EXERCISE DIRECTIONS
Copy out all lines in the data below containing the string "pernah".

TASK INPUTS
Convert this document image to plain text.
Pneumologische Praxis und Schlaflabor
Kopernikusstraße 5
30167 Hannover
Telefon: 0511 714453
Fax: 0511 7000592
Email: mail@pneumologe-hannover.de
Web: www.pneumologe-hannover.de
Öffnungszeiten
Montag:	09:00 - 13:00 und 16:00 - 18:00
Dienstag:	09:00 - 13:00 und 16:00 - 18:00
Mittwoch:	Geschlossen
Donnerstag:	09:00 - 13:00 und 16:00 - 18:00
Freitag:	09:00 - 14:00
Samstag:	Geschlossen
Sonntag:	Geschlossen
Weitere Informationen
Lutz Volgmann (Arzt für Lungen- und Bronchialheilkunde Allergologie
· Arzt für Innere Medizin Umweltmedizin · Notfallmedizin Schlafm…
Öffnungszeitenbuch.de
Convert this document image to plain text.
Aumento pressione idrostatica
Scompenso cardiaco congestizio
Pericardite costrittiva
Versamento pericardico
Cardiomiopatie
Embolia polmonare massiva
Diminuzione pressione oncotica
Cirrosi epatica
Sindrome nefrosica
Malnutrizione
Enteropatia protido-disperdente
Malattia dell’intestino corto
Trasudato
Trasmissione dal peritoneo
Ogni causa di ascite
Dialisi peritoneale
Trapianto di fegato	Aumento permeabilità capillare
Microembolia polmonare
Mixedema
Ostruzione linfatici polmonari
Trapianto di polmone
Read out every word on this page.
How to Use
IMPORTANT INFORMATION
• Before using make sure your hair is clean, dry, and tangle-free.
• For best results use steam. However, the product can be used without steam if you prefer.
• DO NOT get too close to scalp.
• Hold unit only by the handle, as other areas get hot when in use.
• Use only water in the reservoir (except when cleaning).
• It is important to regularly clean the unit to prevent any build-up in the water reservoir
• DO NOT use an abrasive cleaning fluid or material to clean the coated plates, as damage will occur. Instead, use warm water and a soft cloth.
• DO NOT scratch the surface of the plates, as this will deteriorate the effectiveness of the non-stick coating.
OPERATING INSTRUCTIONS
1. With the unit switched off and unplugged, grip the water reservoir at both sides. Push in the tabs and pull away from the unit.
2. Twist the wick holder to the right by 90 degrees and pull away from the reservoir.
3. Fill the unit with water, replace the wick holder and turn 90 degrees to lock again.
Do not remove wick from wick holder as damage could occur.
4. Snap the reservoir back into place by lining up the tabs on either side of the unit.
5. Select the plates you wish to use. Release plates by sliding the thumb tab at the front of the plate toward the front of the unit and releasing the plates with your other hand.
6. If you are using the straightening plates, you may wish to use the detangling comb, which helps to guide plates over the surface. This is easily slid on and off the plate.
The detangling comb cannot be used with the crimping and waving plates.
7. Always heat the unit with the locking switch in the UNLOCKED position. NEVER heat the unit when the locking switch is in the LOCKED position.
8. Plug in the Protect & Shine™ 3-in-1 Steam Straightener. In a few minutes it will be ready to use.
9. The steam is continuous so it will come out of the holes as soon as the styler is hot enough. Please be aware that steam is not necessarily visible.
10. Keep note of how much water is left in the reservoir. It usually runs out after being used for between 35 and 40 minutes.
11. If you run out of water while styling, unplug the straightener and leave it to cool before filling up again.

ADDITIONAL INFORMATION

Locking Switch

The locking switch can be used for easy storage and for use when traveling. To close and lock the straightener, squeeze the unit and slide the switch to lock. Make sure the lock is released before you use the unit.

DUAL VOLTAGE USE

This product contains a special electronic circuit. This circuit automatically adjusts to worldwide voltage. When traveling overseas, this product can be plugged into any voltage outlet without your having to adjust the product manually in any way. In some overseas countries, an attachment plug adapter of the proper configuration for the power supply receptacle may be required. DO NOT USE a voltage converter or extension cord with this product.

...

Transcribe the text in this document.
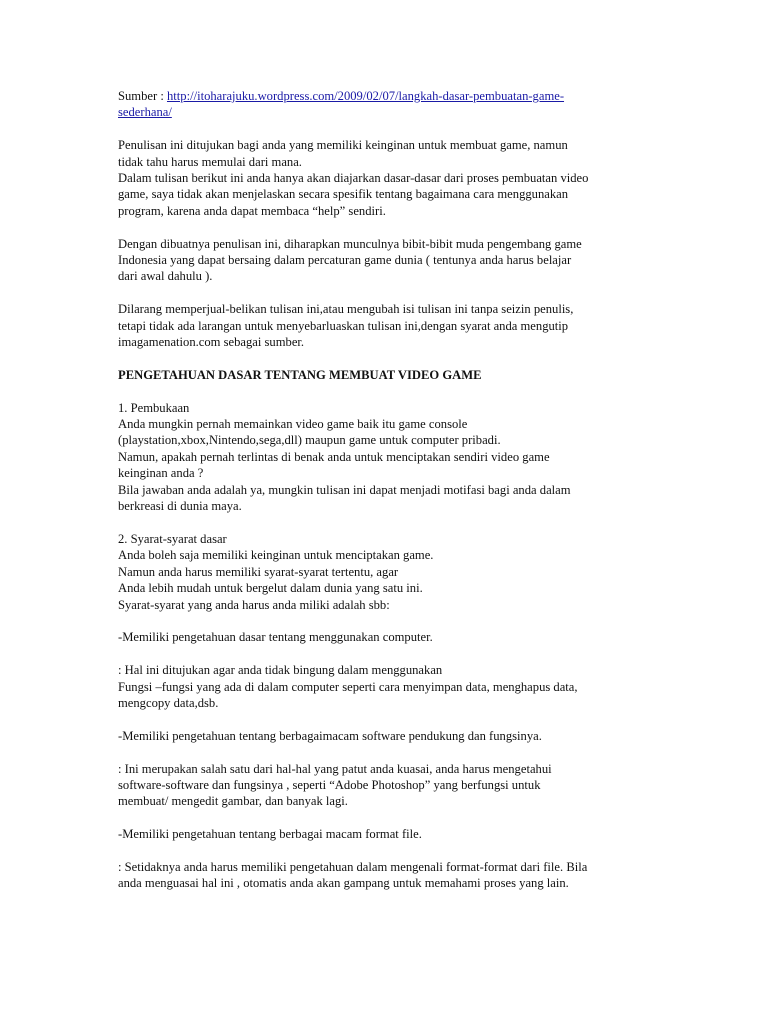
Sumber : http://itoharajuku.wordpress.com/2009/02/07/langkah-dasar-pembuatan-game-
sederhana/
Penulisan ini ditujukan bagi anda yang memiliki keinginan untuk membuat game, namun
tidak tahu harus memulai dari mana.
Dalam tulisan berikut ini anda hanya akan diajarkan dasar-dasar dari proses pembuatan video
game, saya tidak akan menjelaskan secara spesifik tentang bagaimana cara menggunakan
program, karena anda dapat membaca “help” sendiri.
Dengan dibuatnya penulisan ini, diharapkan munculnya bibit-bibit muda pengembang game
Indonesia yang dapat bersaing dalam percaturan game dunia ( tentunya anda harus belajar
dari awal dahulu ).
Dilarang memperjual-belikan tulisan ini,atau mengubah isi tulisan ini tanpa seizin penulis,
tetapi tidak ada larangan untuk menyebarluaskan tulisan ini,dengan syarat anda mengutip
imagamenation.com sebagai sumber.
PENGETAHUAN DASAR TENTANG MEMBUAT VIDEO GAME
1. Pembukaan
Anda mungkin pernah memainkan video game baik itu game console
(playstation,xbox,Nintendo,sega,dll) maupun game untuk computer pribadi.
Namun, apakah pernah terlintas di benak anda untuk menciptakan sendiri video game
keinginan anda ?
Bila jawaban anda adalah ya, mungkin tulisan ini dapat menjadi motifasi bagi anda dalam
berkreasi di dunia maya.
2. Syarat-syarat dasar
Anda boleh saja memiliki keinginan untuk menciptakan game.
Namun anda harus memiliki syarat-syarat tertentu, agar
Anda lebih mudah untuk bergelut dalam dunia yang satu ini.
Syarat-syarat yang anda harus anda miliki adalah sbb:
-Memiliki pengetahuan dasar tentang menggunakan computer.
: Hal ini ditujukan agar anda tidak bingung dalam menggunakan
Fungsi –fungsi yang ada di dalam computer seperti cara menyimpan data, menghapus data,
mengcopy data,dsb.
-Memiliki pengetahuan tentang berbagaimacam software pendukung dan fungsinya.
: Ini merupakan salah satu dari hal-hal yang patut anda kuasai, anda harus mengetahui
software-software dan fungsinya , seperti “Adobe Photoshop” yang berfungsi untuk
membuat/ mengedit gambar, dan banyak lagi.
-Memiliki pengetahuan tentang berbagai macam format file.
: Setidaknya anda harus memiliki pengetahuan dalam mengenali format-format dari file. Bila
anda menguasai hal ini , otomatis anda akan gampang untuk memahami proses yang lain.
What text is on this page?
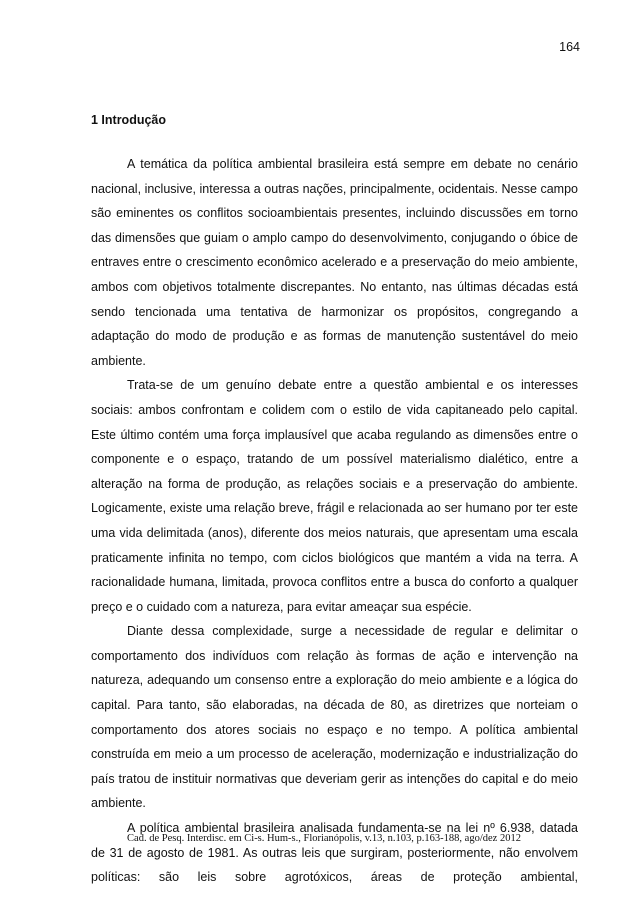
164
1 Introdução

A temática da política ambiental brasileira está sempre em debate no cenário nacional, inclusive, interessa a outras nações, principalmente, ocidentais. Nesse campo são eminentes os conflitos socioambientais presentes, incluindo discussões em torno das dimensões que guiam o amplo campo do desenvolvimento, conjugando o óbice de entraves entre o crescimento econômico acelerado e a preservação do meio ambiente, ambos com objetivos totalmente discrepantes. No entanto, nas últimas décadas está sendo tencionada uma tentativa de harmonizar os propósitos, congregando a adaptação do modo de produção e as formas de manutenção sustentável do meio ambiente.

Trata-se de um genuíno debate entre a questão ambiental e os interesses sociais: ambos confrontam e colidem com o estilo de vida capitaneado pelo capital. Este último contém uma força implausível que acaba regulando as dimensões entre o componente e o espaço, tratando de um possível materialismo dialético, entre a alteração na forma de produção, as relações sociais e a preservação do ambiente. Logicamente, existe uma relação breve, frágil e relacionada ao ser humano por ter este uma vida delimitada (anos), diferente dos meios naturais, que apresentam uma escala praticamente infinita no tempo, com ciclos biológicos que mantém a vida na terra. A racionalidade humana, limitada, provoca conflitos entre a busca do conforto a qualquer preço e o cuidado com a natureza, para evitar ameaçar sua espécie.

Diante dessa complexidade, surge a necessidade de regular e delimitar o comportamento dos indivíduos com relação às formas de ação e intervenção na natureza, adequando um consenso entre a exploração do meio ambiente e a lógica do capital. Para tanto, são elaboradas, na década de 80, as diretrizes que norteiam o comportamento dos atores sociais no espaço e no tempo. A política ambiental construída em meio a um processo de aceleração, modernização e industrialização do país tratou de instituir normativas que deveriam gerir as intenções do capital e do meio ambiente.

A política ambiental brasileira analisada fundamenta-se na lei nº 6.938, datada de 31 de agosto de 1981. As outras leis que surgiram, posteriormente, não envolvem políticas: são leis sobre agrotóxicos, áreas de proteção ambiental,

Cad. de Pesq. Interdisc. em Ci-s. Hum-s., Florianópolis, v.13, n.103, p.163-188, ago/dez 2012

OUTPUT BELOW
Anda mungkin pernah memainkan video game baik itu game console
Namun, apakah pernah terlintas di benak anda untuk menciptakan sendiri video game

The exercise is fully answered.